Give back a single number, the count of lines containing the word "Time".

_Records for the task:_
• • • • • • •

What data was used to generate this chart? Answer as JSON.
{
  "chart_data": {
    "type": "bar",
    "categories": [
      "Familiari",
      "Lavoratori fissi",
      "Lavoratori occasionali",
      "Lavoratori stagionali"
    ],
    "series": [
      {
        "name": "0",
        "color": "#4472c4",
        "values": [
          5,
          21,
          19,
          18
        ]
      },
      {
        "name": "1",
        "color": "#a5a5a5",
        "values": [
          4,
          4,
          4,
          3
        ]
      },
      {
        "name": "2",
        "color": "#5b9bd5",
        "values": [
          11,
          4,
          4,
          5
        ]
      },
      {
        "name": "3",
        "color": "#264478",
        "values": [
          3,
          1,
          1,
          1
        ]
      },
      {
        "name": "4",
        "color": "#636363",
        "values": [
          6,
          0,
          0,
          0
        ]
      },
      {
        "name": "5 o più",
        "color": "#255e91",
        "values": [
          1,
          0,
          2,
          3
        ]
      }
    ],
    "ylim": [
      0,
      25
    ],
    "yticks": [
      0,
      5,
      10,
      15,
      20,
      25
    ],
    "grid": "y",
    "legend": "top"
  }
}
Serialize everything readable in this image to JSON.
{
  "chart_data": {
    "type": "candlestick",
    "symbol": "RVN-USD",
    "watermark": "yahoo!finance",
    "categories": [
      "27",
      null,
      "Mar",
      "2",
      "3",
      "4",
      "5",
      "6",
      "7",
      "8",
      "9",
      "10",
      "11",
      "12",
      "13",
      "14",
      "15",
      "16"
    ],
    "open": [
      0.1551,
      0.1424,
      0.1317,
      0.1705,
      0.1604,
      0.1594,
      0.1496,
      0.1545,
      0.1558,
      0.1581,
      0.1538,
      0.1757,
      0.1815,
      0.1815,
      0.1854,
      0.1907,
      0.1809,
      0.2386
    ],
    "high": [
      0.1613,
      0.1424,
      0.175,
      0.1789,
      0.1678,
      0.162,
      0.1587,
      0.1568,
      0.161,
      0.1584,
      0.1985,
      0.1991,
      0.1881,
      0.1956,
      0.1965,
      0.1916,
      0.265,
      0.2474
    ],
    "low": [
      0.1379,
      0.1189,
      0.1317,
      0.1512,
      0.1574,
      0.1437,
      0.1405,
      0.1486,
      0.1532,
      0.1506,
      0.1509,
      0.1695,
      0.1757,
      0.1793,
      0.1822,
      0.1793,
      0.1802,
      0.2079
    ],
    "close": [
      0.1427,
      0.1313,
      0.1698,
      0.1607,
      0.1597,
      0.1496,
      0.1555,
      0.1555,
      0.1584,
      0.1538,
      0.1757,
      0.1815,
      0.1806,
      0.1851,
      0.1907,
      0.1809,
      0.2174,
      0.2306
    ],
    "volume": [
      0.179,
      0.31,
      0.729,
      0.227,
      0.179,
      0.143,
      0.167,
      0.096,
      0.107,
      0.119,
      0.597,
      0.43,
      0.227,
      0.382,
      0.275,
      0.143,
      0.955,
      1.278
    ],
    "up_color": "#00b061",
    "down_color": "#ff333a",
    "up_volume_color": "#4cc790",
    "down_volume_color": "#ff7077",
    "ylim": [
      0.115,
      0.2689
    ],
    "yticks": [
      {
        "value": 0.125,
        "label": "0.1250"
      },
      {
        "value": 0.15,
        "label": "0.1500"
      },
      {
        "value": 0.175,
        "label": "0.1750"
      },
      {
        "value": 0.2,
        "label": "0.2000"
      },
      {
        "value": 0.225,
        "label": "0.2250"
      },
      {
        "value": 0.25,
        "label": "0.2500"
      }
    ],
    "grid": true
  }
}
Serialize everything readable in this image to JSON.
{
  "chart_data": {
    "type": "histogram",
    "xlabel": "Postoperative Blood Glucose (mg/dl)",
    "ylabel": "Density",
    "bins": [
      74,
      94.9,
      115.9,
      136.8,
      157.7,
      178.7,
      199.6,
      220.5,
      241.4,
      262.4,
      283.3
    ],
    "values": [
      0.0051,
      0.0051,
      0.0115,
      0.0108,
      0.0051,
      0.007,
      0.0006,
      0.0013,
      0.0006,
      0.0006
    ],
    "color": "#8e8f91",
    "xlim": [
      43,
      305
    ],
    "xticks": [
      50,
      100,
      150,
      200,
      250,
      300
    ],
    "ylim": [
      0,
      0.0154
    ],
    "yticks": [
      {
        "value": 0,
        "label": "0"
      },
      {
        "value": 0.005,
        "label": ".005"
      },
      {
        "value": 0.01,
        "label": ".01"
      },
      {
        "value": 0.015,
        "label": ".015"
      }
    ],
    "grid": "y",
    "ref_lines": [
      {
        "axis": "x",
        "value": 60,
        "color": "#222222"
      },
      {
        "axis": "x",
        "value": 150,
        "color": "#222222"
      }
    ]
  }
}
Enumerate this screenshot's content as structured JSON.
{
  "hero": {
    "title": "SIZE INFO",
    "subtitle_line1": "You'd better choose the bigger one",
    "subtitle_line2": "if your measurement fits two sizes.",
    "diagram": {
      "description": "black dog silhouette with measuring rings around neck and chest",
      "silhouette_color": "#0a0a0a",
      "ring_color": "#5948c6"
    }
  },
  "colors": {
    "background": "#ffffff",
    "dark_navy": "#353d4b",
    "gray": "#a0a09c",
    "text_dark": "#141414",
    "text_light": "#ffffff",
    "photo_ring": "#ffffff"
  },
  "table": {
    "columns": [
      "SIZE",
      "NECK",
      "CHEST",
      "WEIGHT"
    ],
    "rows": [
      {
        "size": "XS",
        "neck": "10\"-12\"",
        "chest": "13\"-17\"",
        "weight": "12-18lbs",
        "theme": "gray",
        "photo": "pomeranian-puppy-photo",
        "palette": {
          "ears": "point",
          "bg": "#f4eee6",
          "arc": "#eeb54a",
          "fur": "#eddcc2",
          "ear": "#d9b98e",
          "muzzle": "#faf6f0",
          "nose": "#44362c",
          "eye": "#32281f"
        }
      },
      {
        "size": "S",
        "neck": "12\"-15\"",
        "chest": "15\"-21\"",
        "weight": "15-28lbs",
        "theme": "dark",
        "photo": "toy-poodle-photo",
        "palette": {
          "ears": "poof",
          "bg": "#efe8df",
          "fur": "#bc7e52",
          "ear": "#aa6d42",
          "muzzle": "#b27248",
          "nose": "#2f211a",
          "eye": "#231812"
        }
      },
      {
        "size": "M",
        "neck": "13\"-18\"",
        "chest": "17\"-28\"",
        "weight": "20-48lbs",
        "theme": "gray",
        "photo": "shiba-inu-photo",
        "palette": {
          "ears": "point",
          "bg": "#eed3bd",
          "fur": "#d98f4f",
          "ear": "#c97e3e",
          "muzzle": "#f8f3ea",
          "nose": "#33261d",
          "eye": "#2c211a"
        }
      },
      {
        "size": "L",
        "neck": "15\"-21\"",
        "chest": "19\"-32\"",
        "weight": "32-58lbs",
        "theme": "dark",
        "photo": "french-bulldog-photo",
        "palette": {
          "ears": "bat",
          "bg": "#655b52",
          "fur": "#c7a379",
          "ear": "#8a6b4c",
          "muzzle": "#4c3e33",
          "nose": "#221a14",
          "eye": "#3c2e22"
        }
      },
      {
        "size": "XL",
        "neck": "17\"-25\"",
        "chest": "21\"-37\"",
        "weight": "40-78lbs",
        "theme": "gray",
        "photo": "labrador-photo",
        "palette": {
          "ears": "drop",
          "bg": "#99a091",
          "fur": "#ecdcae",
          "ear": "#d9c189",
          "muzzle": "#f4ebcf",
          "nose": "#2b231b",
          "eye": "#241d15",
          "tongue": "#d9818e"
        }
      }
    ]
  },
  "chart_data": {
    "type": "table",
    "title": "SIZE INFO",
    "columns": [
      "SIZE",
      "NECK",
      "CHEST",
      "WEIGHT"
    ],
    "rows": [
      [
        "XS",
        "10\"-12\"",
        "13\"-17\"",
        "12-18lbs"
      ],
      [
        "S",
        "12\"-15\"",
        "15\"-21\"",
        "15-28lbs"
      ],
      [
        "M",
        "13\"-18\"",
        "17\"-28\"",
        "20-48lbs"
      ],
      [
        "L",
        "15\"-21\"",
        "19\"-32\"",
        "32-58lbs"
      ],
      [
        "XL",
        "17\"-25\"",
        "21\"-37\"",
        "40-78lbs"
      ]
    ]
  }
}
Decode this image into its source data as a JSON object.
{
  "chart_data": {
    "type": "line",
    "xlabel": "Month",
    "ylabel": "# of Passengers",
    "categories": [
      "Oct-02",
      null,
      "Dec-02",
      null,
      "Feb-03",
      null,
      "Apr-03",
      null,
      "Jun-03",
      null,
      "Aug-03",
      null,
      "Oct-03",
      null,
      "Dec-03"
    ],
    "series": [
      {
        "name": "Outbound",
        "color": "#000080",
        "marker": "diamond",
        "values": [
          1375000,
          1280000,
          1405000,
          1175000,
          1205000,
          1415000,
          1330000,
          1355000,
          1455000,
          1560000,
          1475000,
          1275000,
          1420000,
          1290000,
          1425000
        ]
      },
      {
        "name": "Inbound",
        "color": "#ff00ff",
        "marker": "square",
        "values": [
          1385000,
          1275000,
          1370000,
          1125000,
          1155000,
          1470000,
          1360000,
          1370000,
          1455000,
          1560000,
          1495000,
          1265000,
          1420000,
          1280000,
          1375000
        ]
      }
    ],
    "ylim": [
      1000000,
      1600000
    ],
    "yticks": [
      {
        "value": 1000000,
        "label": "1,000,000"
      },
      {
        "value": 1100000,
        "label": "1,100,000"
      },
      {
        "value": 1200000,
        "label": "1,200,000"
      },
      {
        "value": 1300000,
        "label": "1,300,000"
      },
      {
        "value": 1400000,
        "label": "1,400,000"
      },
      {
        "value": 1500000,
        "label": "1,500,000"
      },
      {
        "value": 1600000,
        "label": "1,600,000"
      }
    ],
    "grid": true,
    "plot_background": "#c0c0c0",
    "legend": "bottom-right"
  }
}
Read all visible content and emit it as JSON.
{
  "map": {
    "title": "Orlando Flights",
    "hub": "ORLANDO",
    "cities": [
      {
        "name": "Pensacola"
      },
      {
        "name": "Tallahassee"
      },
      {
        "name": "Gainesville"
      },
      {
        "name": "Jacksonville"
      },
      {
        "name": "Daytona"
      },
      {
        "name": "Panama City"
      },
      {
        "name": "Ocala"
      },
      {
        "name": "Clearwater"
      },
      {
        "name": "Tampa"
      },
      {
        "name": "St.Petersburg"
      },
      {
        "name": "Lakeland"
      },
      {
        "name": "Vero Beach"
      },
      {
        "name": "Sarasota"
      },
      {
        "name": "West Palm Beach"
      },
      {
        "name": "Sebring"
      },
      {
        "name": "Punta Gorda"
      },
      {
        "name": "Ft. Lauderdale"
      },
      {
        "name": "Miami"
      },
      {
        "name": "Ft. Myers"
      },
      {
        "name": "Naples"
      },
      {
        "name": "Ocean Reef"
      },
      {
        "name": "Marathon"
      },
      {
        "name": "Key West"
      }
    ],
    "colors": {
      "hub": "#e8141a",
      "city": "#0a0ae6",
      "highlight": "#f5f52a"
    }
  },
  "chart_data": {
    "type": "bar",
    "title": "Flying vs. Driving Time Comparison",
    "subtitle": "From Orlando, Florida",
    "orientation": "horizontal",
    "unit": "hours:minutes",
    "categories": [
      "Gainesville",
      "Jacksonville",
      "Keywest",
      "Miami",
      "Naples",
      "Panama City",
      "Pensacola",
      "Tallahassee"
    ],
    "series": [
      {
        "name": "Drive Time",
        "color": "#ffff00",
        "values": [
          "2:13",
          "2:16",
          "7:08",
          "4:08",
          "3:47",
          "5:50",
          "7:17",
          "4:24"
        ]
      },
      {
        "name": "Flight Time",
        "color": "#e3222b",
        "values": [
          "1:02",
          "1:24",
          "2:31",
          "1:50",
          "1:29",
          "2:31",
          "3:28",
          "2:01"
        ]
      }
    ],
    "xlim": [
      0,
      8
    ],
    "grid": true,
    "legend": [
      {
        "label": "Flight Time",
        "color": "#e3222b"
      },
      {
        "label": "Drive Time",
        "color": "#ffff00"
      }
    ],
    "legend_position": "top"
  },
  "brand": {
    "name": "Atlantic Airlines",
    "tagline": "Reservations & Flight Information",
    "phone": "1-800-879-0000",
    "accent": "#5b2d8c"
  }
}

• • • • • • •

_Full response:_ 5